##### THE INPUT

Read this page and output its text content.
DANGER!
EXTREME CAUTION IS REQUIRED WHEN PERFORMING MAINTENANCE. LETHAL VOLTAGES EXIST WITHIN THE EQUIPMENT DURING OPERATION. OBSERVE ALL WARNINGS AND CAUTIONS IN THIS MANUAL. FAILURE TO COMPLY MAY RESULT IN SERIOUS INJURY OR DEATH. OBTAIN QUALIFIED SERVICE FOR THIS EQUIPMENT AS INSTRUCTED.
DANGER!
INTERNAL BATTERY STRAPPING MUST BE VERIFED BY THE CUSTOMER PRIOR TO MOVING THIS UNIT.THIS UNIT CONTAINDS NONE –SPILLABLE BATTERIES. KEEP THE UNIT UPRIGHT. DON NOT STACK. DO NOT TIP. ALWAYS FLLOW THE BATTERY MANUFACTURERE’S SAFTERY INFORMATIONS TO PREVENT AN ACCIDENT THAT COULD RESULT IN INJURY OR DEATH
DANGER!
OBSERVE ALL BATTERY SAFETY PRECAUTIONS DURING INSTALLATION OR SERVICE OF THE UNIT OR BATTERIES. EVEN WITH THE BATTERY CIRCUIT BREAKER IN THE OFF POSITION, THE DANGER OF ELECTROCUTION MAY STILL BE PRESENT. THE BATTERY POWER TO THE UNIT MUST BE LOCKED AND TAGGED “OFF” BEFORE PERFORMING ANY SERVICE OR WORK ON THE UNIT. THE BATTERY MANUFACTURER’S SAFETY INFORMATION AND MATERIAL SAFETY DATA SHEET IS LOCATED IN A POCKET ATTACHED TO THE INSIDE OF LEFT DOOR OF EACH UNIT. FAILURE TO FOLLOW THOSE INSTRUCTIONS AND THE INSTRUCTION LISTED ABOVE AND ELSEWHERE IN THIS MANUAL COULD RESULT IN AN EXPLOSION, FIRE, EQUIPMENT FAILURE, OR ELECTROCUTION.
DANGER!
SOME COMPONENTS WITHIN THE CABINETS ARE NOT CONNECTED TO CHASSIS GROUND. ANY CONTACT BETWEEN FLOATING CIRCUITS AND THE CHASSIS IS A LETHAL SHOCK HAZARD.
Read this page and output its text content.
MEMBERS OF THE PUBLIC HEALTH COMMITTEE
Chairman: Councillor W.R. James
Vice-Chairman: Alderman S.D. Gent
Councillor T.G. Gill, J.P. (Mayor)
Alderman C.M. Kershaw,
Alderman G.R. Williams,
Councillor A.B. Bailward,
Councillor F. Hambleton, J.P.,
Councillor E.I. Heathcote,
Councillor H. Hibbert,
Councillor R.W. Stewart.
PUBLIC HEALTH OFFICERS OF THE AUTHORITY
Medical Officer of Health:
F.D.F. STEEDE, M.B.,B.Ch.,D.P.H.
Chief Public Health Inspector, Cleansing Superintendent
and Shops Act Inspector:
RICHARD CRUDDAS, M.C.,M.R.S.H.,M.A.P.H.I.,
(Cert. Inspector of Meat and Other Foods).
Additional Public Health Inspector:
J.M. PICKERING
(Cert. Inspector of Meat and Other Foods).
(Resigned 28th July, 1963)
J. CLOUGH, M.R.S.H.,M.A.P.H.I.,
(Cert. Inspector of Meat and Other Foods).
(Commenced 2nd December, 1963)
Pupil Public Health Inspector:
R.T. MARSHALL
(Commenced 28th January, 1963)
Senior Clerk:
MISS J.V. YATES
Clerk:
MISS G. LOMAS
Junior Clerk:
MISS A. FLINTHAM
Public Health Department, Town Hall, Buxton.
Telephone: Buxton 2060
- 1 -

##########

OBJECTIVE:
Repeat the records above in full, character for character.

PROBLEM SOLUTION:
Read this page and output its text content.
DANGER!
EXTREME CAUTION IS REQUIRED WHEN PERFORMING MAINTENANCE. LETHAL VOLTAGES EXIST WITHIN THE EQUIPMENT DURING OPERATION. OBSERVE ALL WARNINGS AND CAUTIONS IN THIS MANUAL. FAILURE TO COMPLY MAY RESULT IN SERIOUS INJURY OR DEATH. OBTAIN QUALIFIED SERVICE FOR THIS EQUIPMENT AS INSTRUCTED.
DANGER!
INTERNAL BATTERY STRAPPING MUST BE VERIFED BY THE CUSTOMER PRIOR TO MOVING THIS UNIT.THIS UNIT CONTAINDS NONE –SPILLABLE BATTERIES. KEEP THE UNIT UPRIGHT. DON NOT STACK. DO NOT TIP. ALWAYS FLLOW THE BATTERY MANUFACTURERE’S SAFTERY INFORMATIONS TO PREVENT AN ACCIDENT THAT COULD RESULT IN INJURY OR DEATH
DANGER!
OBSERVE ALL BATTERY SAFETY PRECAUTIONS DURING INSTALLATION OR SERVICE OF THE UNIT OR BATTERIES. EVEN WITH THE BATTERY CIRCUIT BREAKER IN THE OFF POSITION, THE DANGER OF ELECTROCUTION MAY STILL BE PRESENT. THE BATTERY POWER TO THE UNIT MUST BE LOCKED AND TAGGED “OFF” BEFORE PERFORMING ANY SERVICE OR WORK ON THE UNIT. THE BATTERY MANUFACTURER’S SAFETY INFORMATION AND MATERIAL SAFETY DATA SHEET IS LOCATED IN A POCKET ATTACHED TO THE INSIDE OF LEFT DOOR OF EACH UNIT. FAILURE TO FOLLOW THOSE INSTRUCTIONS AND THE INSTRUCTION LISTED ABOVE AND ELSEWHERE IN THIS MANUAL COULD RESULT IN AN EXPLOSION, FIRE, EQUIPMENT FAILURE, OR ELECTROCUTION.
DANGER!
SOME COMPONENTS WITHIN THE CABINETS ARE NOT CONNECTED TO CHASSIS GROUND. ANY CONTACT BETWEEN FLOATING CIRCUITS AND THE CHASSIS IS A LETHAL SHOCK HAZARD.
Read this page and output its text content.
MEMBERS OF THE PUBLIC HEALTH COMMITTEE
Chairman: Councillor W.R. James
Vice-Chairman: Alderman S.D. Gent
Councillor T.G. Gill, J.P. (Mayor)
Alderman C.M. Kershaw,
Alderman G.R. Williams,
Councillor A.B. Bailward,
Councillor F. Hambleton, J.P.,
Councillor E.I. Heathcote,
Councillor H. Hibbert,
Councillor R.W. Stewart.
PUBLIC HEALTH OFFICERS OF THE AUTHORITY
Medical Officer of Health:
F.D.F. STEEDE, M.B.,B.Ch.,D.P.H.
Chief Public Health Inspector, Cleansing Superintendent
and Shops Act Inspector:
RICHARD CRUDDAS, M.C.,M.R.S.H.,M.A.P.H.I.,
(Cert. Inspector of Meat and Other Foods).
Additional Public Health Inspector:
J.M. PICKERING
(Cert. Inspector of Meat and Other Foods).
(Resigned 28th July, 1963)
J. CLOUGH, M.R.S.H.,M.A.P.H.I.,
(Cert. Inspector of Meat and Other Foods).
(Commenced 2nd December, 1963)
Pupil Public Health Inspector:
R.T. MARSHALL
(Commenced 28th January, 1963)
Senior Clerk:
MISS J.V. YATES
Clerk:
MISS G. LOMAS
Junior Clerk:
MISS A. FLINTHAM
Public Health Department, Town Hall, Buxton.
Telephone: Buxton 2060
- 1 -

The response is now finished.